*Supplied text*:
Both parts of the generator (ignition and power module) are connected with the tool electrode and the workpiece by cables with inductance Lk and capacitance Ck. A majority of generators have additional capacitors with different capacitance C connected in parallel to the gap, said capacitors being turned on or off by a switch Sc. The capacitance in the circuit of the ignition generator and the power generator has the greatest impact in fine machining. In case of large-surface electrodes the capacitance Ceo of the gap between the electrode and the workpiece has a great influence as well. The size of this capacitance may prevent reaching a low level of roughness since capacitive discharges occur with an energy that depends on the size of the capacitance Ceo.

A signal of discharge current is conducted from a sensor (h) iej to a circuit (e). From a unit (f) parameters can be entered for selected values of the discharge current iejni, which are needed to measure the time of increase in the current trn, individual levels of the current dieji, a selected technological value of the supply voltage of the power module of the generator ujt, a selected value of the minimum time of increase to a selected value of the pulse current trni, and a selected value of the minimum time of increase for a selected value of the level of the pulse current dtrni. Circuit (d) delivers an average value of the discharges uep and the voltage sensor (c) delivers a signal of the beginning of the discharge of the power module of the generator trO. The circuit (e) has a setting which indicates when discharging is interrupted due to a too rapid current increase. The signal is delivered to an oscillator (i) that controls the transistors TRj and TRv.

The discharge voltage in point tj ue(tj) (Figure 2) depends on a combination of the electrode and the workpiece materials and on the resistance of the working gap Re(tj). The resistance of the working gap is influenced by local pollution of the working gap and the size of the working gap. The local pollution of the working gap is influenced by the shape of the electrode and by the removal of erosion products from the working gap. The size of the working gap is influenced by the direction of the electrode movement with respect to a machining surface and setting of the servo-system. A gap in direction of the movement of the servo-system - the front gap - is always smaller than the side gap. The servo-system is used to regulate the size of the front gap.

*What this exercise asks*:
[1] In the generator text, what is the servo-system used to regulate?
[2] Do these statements agree with the generator text? Answer yes or no for each, and quote the words that decide it.
(a) The front gap is always larger than the side gap.
(b) The additional capacitors are turned on or off by a switch Sc.
(c) The oscillator (i) controls the transistors TRj and TRv.
[3] Print everything in the generator text from "Both parts of" down to "the capacitance Ceo.".
The entries play no part in this.

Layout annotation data
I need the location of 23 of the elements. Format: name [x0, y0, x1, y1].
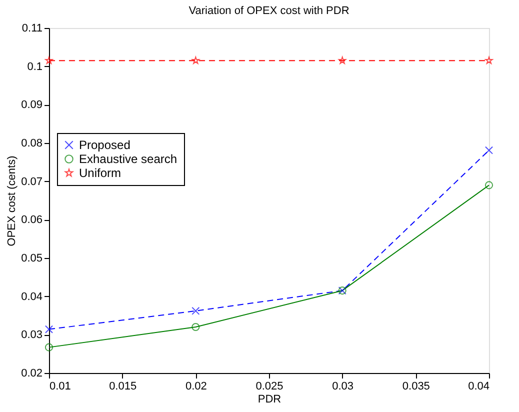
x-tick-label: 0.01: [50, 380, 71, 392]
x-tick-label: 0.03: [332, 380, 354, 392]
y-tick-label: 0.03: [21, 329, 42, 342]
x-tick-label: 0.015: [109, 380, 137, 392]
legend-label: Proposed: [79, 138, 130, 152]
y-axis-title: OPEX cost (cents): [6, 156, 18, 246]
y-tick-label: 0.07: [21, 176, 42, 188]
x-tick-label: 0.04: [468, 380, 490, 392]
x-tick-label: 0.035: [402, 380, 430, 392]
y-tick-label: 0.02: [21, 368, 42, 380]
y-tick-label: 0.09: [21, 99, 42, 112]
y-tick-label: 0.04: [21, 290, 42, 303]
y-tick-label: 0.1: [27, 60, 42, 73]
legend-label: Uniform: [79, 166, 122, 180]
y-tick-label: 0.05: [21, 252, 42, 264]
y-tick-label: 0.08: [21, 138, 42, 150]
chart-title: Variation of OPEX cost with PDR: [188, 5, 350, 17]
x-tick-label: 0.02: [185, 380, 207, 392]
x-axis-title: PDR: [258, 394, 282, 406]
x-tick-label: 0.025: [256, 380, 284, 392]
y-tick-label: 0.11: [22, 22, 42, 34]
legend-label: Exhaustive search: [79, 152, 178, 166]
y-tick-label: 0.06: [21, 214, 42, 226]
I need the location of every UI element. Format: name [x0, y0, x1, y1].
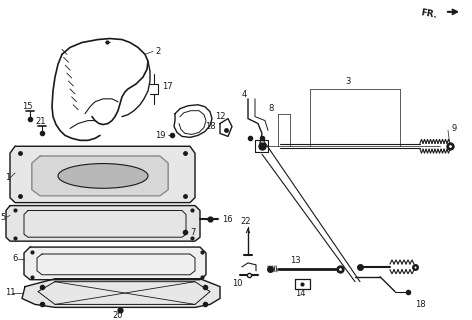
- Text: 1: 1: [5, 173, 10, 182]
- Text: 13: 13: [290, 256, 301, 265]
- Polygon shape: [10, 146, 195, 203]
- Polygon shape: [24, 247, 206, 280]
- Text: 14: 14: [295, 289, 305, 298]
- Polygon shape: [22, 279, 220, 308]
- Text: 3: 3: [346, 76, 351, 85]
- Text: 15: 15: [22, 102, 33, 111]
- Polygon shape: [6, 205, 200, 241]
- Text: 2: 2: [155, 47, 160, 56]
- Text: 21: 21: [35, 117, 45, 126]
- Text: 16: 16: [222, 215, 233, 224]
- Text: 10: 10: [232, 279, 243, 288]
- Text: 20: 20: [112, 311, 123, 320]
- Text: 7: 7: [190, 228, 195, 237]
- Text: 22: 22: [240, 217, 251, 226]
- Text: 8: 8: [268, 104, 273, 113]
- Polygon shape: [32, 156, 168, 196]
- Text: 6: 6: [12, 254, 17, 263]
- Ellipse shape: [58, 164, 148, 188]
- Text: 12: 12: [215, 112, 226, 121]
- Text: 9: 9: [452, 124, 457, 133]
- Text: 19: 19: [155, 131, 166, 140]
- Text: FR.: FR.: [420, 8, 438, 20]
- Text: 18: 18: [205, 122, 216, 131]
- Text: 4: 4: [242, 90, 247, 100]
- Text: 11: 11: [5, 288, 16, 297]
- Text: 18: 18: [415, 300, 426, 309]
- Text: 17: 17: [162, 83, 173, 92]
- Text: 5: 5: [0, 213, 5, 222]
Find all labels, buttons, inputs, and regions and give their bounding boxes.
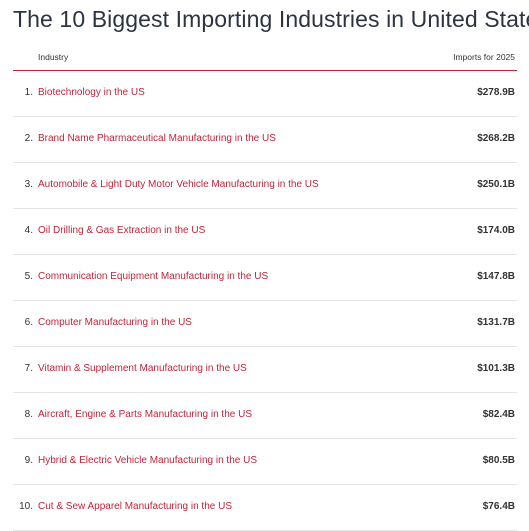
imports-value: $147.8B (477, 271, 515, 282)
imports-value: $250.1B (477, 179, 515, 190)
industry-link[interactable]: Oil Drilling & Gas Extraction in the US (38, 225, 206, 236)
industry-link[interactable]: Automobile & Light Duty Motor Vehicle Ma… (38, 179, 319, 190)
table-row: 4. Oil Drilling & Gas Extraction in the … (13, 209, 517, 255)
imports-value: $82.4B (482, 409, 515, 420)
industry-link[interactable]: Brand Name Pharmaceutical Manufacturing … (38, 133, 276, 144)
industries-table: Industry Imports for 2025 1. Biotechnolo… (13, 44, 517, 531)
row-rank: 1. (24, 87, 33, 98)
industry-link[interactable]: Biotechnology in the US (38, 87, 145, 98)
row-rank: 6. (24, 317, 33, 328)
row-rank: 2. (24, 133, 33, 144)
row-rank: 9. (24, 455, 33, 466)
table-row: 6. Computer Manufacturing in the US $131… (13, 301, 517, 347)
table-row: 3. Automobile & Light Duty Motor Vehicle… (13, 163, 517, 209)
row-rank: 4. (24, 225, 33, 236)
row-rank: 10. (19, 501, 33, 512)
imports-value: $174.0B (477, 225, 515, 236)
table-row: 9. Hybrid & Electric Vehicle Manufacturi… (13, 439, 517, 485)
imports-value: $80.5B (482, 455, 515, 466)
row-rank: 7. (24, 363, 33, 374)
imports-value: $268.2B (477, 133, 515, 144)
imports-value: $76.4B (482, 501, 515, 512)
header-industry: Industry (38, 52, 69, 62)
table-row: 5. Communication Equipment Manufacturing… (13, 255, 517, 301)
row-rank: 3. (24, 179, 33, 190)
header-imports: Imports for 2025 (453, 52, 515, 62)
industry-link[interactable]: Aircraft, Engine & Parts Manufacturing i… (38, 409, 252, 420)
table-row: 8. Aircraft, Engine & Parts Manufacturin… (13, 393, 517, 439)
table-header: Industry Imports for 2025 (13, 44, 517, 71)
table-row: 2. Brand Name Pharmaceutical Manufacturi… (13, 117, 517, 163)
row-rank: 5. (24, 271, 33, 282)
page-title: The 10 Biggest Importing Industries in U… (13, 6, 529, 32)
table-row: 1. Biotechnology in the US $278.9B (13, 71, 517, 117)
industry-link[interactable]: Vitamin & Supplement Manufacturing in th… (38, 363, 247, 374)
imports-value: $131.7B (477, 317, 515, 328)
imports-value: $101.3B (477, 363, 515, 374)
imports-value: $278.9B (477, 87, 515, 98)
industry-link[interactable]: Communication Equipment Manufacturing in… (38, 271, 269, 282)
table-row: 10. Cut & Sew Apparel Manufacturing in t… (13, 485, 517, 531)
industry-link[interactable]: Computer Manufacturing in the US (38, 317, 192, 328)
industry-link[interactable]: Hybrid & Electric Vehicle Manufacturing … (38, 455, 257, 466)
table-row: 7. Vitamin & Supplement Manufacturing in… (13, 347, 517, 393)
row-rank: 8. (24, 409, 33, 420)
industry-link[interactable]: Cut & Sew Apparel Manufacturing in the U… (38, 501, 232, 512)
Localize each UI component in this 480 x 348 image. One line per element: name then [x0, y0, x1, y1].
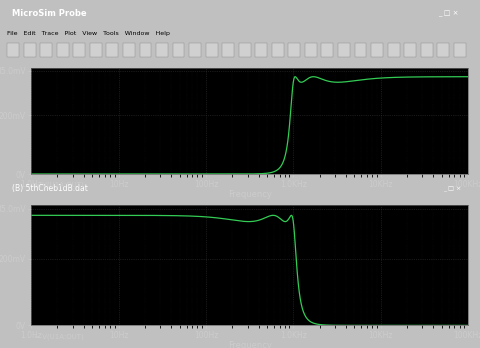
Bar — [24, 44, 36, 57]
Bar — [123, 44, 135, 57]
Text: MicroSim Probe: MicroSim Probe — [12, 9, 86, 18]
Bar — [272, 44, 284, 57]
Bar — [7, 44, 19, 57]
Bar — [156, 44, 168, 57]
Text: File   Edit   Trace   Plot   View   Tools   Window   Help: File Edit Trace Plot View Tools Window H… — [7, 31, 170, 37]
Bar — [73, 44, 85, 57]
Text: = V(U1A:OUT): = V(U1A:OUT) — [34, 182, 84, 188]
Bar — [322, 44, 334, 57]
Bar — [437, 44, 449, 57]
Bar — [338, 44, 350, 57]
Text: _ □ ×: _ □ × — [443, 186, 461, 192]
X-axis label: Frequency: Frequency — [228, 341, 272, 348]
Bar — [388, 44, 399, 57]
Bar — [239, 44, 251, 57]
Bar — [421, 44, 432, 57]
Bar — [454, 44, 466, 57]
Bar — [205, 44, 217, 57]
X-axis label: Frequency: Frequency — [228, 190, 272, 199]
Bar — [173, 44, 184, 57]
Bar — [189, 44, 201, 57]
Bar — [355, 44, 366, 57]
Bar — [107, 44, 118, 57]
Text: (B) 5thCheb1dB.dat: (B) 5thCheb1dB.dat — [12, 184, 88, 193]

*Task results*:
[1] The size of the front gap.

[2]
(a) No: "A gap in direction of the movement of the servo-system - the front gap - is always smaller than the side gap."
(b) Yes: "said capacitors being turned on or off by a switch Sc"
(c) Yes: "The signal is delivered to an oscillator (i) that controls the transistors TRj and TRv."

[3]
Both parts of the generator (ignition and power module) are connected with the tool electrode and the workpiece by cables with inductance Lk and capacitance Ck. A majority of generators have additional capacitors with different capacitance C connected in parallel to the gap, said capacitors being turned on or off by a switch Sc. The capacitance in the circuit of the ignition generator and the power generator has the greatest impact in fine machining. In case of large-surface electrodes the capacitance Ceo of the gap between the electrode and the workpiece has a great influence as well. The size of this capacitance may prevent reaching a low level of roughness since capacitive discharges occur with an energy that depends on the size of the capacitance Ceo.